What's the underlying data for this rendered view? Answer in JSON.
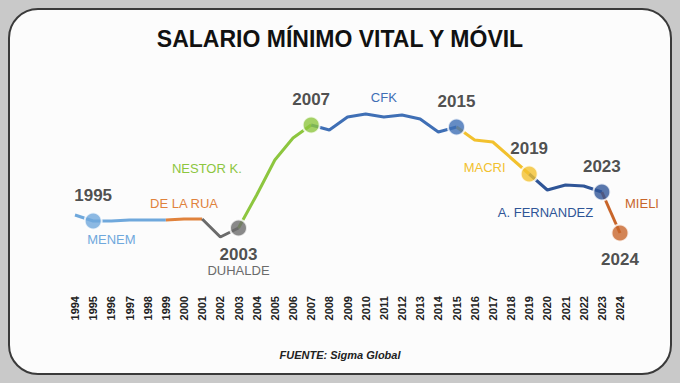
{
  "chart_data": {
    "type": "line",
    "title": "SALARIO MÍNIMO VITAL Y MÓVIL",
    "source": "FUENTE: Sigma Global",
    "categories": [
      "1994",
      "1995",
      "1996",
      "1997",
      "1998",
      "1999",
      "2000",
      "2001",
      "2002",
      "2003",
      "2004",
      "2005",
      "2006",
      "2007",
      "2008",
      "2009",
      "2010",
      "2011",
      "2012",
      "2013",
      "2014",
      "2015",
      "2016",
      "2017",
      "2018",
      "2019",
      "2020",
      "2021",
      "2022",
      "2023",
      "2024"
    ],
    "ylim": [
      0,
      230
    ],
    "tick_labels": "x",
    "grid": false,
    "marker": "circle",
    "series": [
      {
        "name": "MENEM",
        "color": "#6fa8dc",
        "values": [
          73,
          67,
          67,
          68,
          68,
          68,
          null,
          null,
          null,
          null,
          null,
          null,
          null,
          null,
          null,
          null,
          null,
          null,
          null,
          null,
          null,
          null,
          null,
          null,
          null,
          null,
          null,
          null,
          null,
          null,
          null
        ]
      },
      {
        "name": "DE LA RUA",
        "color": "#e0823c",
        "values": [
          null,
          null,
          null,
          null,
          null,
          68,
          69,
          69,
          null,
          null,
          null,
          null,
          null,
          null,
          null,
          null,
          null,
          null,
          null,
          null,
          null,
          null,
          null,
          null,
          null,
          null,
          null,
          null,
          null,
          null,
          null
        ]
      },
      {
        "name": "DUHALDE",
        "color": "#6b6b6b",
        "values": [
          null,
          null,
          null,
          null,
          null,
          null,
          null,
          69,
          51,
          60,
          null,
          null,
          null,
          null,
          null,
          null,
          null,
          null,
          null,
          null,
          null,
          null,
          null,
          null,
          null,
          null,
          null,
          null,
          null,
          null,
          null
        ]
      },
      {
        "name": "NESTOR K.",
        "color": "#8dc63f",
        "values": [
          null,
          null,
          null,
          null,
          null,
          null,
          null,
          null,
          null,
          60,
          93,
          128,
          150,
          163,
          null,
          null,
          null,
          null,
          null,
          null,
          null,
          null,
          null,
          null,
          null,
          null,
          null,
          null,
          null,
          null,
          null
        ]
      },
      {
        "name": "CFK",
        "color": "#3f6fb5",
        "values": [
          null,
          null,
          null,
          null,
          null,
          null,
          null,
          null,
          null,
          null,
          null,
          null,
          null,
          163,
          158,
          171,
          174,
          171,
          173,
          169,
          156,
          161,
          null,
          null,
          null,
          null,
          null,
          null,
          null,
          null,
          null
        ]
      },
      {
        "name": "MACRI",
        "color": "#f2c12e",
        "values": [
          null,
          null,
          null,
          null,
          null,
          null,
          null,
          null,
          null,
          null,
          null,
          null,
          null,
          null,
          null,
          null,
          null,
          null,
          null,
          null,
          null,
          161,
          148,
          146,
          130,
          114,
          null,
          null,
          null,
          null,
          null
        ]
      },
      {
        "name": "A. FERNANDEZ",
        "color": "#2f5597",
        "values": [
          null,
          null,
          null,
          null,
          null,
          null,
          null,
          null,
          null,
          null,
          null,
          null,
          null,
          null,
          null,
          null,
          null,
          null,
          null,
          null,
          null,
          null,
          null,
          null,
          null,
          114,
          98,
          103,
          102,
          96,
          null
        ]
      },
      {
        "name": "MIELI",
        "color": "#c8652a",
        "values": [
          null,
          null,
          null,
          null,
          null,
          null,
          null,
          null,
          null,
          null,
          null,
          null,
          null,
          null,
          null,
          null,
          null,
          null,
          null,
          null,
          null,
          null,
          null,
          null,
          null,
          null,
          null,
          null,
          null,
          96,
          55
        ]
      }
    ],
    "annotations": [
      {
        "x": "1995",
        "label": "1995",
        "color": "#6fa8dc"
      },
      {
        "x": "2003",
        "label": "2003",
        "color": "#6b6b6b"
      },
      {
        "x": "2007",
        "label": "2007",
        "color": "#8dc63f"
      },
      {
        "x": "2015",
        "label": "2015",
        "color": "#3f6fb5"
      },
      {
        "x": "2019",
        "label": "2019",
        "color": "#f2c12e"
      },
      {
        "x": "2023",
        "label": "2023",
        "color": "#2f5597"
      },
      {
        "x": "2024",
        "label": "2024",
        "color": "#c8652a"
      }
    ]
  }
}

→ **PROBLEM DETAILS**: Say how many lines include the word "name"; reply with the number alone.

→ **RIGHT ANSWER**: 8